Data listing
◆ ◆ ◆ ◆

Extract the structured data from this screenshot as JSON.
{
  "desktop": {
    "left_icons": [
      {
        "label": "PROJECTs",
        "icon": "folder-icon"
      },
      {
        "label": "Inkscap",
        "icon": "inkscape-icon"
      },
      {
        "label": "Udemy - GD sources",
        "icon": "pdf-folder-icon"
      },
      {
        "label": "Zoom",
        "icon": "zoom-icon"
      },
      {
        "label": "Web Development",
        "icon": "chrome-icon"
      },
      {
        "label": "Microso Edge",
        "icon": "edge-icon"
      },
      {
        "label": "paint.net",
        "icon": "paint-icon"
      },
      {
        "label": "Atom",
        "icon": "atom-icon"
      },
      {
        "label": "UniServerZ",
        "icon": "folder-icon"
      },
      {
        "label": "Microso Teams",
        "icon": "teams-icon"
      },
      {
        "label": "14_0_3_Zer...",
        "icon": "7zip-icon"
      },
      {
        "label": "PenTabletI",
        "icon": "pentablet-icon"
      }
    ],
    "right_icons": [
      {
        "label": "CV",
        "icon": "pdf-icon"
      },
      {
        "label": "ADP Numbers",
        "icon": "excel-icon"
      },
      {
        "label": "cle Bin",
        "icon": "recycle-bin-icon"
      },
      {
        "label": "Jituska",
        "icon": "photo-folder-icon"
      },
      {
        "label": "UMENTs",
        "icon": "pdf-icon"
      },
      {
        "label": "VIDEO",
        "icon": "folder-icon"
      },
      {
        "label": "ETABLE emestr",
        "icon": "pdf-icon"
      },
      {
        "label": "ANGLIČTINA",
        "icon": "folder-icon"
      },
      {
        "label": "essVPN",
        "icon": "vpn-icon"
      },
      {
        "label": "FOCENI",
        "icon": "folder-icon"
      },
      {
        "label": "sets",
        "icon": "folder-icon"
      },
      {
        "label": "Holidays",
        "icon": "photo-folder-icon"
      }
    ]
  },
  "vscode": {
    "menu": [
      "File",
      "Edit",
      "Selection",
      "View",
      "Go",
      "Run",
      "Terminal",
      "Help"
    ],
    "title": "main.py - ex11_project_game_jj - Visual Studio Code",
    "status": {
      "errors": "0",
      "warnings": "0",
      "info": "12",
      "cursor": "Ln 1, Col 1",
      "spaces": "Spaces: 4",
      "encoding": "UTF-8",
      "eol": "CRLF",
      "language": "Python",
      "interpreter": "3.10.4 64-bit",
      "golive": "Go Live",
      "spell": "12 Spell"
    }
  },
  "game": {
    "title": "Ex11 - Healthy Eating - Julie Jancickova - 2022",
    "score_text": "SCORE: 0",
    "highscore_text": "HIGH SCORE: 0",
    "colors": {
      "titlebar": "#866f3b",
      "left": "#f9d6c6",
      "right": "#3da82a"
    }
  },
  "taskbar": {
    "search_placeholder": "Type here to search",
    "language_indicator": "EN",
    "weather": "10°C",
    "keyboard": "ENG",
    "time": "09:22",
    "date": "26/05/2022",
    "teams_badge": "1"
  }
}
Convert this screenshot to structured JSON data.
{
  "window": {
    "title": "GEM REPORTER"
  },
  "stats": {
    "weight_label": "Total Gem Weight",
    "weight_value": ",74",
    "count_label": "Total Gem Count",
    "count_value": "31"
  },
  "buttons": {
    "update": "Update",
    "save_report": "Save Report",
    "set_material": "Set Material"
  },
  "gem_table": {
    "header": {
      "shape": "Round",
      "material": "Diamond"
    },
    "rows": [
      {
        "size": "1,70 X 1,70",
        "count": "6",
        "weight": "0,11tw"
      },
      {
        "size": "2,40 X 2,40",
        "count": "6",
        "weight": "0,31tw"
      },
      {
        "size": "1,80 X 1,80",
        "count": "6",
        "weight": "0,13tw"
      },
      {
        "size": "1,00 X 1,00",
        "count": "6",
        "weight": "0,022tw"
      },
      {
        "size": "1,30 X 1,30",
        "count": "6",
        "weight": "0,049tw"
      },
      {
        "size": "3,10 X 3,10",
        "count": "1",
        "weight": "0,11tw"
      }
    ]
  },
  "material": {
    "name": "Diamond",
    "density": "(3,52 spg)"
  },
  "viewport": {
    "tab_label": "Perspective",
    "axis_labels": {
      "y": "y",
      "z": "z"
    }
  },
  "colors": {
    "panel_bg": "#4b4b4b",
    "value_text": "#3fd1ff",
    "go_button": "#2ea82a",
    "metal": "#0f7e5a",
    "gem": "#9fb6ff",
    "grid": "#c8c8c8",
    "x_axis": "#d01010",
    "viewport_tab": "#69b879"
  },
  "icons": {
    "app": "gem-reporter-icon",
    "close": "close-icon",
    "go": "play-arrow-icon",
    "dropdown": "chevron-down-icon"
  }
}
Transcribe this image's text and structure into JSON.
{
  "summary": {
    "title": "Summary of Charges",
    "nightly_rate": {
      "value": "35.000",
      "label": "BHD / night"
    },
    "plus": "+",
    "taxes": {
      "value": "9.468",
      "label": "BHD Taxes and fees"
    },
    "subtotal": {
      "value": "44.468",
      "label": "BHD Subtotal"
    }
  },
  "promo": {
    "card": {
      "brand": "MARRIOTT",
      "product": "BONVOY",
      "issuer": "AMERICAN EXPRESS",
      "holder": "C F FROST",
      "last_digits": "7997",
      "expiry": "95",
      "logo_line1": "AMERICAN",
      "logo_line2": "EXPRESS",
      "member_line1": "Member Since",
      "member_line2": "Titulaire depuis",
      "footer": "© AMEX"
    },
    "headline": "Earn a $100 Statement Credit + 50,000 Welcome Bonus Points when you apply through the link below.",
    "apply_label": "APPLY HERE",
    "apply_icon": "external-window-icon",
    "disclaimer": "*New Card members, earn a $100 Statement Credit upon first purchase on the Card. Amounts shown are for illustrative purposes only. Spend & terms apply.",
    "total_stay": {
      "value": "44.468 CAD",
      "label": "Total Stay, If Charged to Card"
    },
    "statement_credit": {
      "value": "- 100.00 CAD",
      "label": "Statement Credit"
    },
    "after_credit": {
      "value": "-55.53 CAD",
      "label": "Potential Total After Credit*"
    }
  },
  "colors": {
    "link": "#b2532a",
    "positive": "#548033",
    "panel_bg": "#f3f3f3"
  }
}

◆ ◆ ◆ ◆

# Written request:
Output all of the material exactly as written.

# Task response:
Extract the structured data from this screenshot as JSON.
{
  "desktop": {
    "left_icons": [
      {
        "label": "PROJECTs",
        "icon": "folder-icon"
      },
      {
        "label": "Inkscap",
        "icon": "inkscape-icon"
      },
      {
        "label": "Udemy - GD sources",
        "icon": "pdf-folder-icon"
      },
      {
        "label": "Zoom",
        "icon": "zoom-icon"
      },
      {
        "label": "Web Development",
        "icon": "chrome-icon"
      },
      {
        "label": "Microso Edge",
        "icon": "edge-icon"
      },
      {
        "label": "paint.net",
        "icon": "paint-icon"
      },
      {
        "label": "Atom",
        "icon": "atom-icon"
      },
      {
        "label": "UniServerZ",
        "icon": "folder-icon"
      },
      {
        "label": "Microso Teams",
        "icon": "teams-icon"
      },
      {
        "label": "14_0_3_Zer...",
        "icon": "7zip-icon"
      },
      {
        "label": "PenTabletI",
        "icon": "pentablet-icon"
      }
    ],
    "right_icons": [
      {
        "label": "CV",
        "icon": "pdf-icon"
      },
      {
        "label": "ADP Numbers",
        "icon": "excel-icon"
      },
      {
        "label": "cle Bin",
        "icon": "recycle-bin-icon"
      },
      {
        "label": "Jituska",
        "icon": "photo-folder-icon"
      },
      {
        "label": "UMENTs",
        "icon": "pdf-icon"
      },
      {
        "label": "VIDEO",
        "icon": "folder-icon"
      },
      {
        "label": "ETABLE emestr",
        "icon": "pdf-icon"
      },
      {
        "label": "ANGLIČTINA",
        "icon": "folder-icon"
      },
      {
        "label": "essVPN",
        "icon": "vpn-icon"
      },
      {
        "label": "FOCENI",
        "icon": "folder-icon"
      },
      {
        "label": "sets",
        "icon": "folder-icon"
      },
      {
        "label": "Holidays",
        "icon": "photo-folder-icon"
      }
    ]
  },
  "vscode": {
    "menu": [
      "File",
      "Edit",
      "Selection",
      "View",
      "Go",
      "Run",
      "Terminal",
      "Help"
    ],
    "title": "main.py - ex11_project_game_jj - Visual Studio Code",
    "status": {
      "errors": "0",
      "warnings": "0",
      "info": "12",
      "cursor": "Ln 1, Col 1",
      "spaces": "Spaces: 4",
      "encoding": "UTF-8",
      "eol": "CRLF",
      "language": "Python",
      "interpreter": "3.10.4 64-bit",
      "golive": "Go Live",
      "spell": "12 Spell"
    }
  },
  "game": {
    "title": "Ex11 - Healthy Eating - Julie Jancickova - 2022",
    "score_text": "SCORE: 0",
    "highscore_text": "HIGH SCORE: 0",
    "colors": {
      "titlebar": "#866f3b",
      "left": "#f9d6c6",
      "right": "#3da82a"
    }
  },
  "taskbar": {
    "search_placeholder": "Type here to search",
    "language_indicator": "EN",
    "weather": "10°C",
    "keyboard": "ENG",
    "time": "09:22",
    "date": "26/05/2022",
    "teams_badge": "1"
  }
}
Convert this screenshot to structured JSON data.
{
  "window": {
    "title": "GEM REPORTER"
  },
  "stats": {
    "weight_label": "Total Gem Weight",
    "weight_value": ",74",
    "count_label": "Total Gem Count",
    "count_value": "31"
  },
  "buttons": {
    "update": "Update",
    "save_report": "Save Report",
    "set_material": "Set Material"
  },
  "gem_table": {
    "header": {
      "shape": "Round",
      "material": "Diamond"
    },
    "rows": [
      {
        "size": "1,70 X 1,70",
        "count": "6",
        "weight": "0,11tw"
      },
      {
        "size": "2,40 X 2,40",
        "count": "6",
        "weight": "0,31tw"
      },
      {
        "size": "1,80 X 1,80",
        "count": "6",
        "weight": "0,13tw"
      },
      {
        "size": "1,00 X 1,00",
        "count": "6",
        "weight": "0,022tw"
      },
      {
        "size": "1,30 X 1,30",
        "count": "6",
        "weight": "0,049tw"
      },
      {
        "size": "3,10 X 3,10",
        "count": "1",
        "weight": "0,11tw"
      }
    ]
  },
  "material": {
    "name": "Diamond",
    "density": "(3,52 spg)"
  },
  "viewport": {
    "tab_label": "Perspective",
    "axis_labels": {
      "y": "y",
      "z": "z"
    }
  },
  "colors": {
    "panel_bg": "#4b4b4b",
    "value_text": "#3fd1ff",
    "go_button": "#2ea82a",
    "metal": "#0f7e5a",
    "gem": "#9fb6ff",
    "grid": "#c8c8c8",
    "x_axis": "#d01010",
    "viewport_tab": "#69b879"
  },
  "icons": {
    "app": "gem-reporter-icon",
    "close": "close-icon",
    "go": "play-arrow-icon",
    "dropdown": "chevron-down-icon"
  }
}
Transcribe this image's text and structure into JSON.
{
  "summary": {
    "title": "Summary of Charges",
    "nightly_rate": {
      "value": "35.000",
      "label": "BHD / night"
    },
    "plus": "+",
    "taxes": {
      "value": "9.468",
      "label": "BHD Taxes and fees"
    },
    "subtotal": {
      "value": "44.468",
      "label": "BHD Subtotal"
    }
  },
  "promo": {
    "card": {
      "brand": "MARRIOTT",
      "product": "BONVOY",
      "issuer": "AMERICAN EXPRESS",
      "holder": "C F FROST",
      "last_digits": "7997",
      "expiry": "95",
      "logo_line1": "AMERICAN",
      "logo_line2": "EXPRESS",
      "member_line1": "Member Since",
      "member_line2": "Titulaire depuis",
      "footer": "© AMEX"
    },
    "headline": "Earn a $100 Statement Credit + 50,000 Welcome Bonus Points when you apply through the link below.",
    "apply_label": "APPLY HERE",
    "apply_icon": "external-window-icon",
    "disclaimer": "*New Card members, earn a $100 Statement Credit upon first purchase on the Card. Amounts shown are for illustrative purposes only. Spend & terms apply.",
    "total_stay": {
      "value": "44.468 CAD",
      "label": "Total Stay, If Charged to Card"
    },
    "statement_credit": {
      "value": "- 100.00 CAD",
      "label": "Statement Credit"
    },
    "after_credit": {
      "value": "-55.53 CAD",
      "label": "Potential Total After Credit*"
    }
  },
  "colors": {
    "link": "#b2532a",
    "positive": "#548033",
    "panel_bg": "#f3f3f3"
  }
}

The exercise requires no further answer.